Dataset entries:

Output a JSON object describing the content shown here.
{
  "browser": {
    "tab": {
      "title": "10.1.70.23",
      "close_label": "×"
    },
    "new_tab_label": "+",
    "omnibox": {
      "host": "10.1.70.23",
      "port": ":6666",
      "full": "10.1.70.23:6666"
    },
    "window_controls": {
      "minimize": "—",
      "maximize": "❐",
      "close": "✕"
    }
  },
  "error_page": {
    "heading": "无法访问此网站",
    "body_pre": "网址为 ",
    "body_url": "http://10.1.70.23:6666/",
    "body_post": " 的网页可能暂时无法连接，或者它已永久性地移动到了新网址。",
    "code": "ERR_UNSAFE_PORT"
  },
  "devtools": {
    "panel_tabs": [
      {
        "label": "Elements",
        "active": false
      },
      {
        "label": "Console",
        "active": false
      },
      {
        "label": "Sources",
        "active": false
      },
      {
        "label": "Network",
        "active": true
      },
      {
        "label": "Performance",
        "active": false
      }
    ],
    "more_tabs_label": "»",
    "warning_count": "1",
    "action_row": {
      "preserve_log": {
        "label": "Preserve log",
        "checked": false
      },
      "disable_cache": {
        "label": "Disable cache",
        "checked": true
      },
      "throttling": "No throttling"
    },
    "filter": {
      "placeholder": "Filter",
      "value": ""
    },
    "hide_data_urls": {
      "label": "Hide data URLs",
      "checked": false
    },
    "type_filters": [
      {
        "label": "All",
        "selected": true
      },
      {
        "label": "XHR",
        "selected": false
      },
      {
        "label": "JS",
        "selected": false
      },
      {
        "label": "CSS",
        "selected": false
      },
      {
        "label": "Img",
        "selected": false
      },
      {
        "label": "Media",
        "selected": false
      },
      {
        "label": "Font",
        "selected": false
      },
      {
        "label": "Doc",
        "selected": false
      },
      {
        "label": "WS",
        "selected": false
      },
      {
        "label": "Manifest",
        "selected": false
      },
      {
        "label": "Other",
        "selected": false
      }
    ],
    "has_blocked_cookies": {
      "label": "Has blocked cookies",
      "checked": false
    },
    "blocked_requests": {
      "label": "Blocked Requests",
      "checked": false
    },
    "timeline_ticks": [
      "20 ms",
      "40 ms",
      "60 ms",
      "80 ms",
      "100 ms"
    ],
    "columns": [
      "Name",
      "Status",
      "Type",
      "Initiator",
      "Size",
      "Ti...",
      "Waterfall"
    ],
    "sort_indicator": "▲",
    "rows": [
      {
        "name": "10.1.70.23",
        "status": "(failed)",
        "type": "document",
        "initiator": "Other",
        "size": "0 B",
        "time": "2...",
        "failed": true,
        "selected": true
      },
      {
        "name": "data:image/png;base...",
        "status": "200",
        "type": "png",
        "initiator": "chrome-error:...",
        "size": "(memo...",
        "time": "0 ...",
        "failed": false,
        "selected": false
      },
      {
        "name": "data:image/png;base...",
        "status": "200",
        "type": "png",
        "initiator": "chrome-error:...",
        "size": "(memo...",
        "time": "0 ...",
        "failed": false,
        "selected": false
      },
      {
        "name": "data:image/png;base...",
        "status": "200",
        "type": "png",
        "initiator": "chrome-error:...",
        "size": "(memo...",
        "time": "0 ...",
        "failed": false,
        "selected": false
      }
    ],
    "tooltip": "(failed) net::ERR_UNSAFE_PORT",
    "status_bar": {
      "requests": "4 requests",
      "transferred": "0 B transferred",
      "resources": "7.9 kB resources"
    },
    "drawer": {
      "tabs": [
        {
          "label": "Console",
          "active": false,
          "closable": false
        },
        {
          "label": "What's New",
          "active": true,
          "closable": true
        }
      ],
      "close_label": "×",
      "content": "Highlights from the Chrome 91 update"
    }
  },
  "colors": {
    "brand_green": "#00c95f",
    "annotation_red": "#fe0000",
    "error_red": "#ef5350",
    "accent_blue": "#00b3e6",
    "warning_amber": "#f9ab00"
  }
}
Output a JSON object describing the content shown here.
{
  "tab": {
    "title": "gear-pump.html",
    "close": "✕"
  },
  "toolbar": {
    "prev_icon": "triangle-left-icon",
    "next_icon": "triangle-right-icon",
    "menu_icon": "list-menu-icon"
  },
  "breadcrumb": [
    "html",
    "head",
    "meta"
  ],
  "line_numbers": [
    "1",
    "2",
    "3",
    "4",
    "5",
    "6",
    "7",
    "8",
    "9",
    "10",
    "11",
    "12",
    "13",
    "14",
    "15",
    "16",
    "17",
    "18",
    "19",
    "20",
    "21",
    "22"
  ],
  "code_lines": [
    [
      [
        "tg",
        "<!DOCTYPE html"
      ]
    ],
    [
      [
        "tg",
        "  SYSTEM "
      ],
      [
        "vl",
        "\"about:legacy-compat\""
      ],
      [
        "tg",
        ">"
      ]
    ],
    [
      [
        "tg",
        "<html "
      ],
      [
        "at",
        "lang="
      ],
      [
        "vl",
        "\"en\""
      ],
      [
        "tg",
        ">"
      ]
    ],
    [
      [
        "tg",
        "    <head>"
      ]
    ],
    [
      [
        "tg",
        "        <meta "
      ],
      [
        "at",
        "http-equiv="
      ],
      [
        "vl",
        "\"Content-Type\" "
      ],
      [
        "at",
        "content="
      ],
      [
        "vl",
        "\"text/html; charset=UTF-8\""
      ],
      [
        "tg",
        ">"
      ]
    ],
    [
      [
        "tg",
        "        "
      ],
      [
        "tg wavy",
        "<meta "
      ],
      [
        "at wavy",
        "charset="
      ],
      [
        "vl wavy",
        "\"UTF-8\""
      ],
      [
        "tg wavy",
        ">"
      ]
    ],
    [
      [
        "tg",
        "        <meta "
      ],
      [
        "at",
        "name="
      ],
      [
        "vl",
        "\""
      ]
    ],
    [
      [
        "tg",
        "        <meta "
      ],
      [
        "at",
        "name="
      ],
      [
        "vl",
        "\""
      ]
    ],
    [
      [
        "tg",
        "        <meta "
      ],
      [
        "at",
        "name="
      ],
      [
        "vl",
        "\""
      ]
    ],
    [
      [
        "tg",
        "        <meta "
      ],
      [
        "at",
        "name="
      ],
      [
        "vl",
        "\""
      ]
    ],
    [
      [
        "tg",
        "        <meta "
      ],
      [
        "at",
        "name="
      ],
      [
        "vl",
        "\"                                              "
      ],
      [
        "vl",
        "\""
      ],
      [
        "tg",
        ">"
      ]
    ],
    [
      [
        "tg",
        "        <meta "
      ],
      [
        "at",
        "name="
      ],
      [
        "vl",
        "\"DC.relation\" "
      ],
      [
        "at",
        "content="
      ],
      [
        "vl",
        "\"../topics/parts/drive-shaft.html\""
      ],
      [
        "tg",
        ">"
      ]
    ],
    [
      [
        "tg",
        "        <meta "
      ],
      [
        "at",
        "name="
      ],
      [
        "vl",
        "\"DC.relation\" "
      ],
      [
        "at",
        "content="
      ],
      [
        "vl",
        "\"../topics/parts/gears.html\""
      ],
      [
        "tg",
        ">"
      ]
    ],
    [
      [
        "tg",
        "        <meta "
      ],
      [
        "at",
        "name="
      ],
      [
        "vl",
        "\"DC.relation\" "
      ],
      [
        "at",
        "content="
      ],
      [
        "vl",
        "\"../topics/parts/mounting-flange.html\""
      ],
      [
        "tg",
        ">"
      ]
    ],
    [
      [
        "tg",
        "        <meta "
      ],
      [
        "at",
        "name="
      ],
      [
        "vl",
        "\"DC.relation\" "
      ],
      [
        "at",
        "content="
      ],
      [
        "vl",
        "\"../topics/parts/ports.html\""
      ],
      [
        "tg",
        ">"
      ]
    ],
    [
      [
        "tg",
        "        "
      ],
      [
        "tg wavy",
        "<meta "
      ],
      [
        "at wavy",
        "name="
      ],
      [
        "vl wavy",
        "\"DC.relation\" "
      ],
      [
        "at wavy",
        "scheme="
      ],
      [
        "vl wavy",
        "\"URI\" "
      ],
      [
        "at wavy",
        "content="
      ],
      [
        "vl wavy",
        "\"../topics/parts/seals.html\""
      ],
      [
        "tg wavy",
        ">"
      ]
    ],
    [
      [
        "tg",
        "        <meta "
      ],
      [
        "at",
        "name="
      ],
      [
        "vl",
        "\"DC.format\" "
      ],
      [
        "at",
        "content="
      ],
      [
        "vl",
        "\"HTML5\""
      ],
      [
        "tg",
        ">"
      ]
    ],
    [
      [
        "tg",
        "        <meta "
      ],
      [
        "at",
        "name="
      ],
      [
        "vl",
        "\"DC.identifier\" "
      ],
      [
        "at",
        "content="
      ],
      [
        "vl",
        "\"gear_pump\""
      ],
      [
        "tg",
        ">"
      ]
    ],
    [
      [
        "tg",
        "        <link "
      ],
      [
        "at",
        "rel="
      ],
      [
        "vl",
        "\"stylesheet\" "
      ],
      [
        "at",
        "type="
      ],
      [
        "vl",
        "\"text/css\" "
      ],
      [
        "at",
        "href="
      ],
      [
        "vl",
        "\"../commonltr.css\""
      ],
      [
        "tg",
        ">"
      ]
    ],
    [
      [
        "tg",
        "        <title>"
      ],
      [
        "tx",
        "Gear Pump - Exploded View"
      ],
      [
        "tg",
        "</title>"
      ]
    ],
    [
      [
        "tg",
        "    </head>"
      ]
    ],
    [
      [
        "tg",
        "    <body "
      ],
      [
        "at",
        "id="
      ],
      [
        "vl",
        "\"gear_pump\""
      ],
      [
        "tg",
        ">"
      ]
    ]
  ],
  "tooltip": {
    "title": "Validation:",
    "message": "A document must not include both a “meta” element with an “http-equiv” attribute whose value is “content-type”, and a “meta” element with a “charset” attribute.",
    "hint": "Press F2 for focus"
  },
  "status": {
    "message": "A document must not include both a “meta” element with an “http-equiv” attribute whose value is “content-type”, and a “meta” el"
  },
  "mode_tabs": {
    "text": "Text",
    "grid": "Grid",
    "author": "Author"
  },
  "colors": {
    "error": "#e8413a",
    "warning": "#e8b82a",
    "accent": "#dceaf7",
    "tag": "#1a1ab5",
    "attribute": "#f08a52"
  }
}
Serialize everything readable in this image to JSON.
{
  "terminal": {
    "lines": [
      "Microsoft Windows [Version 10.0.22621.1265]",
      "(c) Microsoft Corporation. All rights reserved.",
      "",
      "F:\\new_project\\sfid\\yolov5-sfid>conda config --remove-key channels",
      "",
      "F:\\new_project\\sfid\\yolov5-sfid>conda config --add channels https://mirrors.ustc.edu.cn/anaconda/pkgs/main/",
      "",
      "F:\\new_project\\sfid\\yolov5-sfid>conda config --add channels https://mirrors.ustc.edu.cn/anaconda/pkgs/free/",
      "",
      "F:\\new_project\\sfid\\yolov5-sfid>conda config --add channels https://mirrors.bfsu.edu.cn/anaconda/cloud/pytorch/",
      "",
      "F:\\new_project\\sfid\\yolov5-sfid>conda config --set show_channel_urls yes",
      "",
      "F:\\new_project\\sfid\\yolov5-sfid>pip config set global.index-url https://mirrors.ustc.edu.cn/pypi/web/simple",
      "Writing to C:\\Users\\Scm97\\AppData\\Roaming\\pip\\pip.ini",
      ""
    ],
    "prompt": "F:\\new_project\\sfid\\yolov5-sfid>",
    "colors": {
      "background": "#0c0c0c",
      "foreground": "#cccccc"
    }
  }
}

■ **OBJECTIVE**: Reproduce each line of the entries in which the word "config" is found.

■ **WRITTEN ANSWER**:
      "F:\\new_project\\sfid\\yolov5-sfid>conda config --remove-key channels",
      "F:\\new_project\\sfid\\yolov5-sfid>conda config --add channels https://mirrors.ustc.edu.cn/anaconda/pkgs/main/",
      "F:\\new_project\\sfid\\yolov5-sfid>conda config --add channels https://mirrors.ustc.edu.cn/anaconda/pkgs/free/",
      "F:\\new_project\\sfid\\yolov5-sfid>conda config --add channels https://mirrors.bfsu.edu.cn/anaconda/cloud/pytorch/",
      "F:\\new_project\\sfid\\yolov5-sfid>conda config --set show_channel_urls yes",
      "F:\\new_project\\sfid\\yolov5-sfid>pip config set global.index-url https://mirrors.ustc.edu.cn/pypi/web/simple",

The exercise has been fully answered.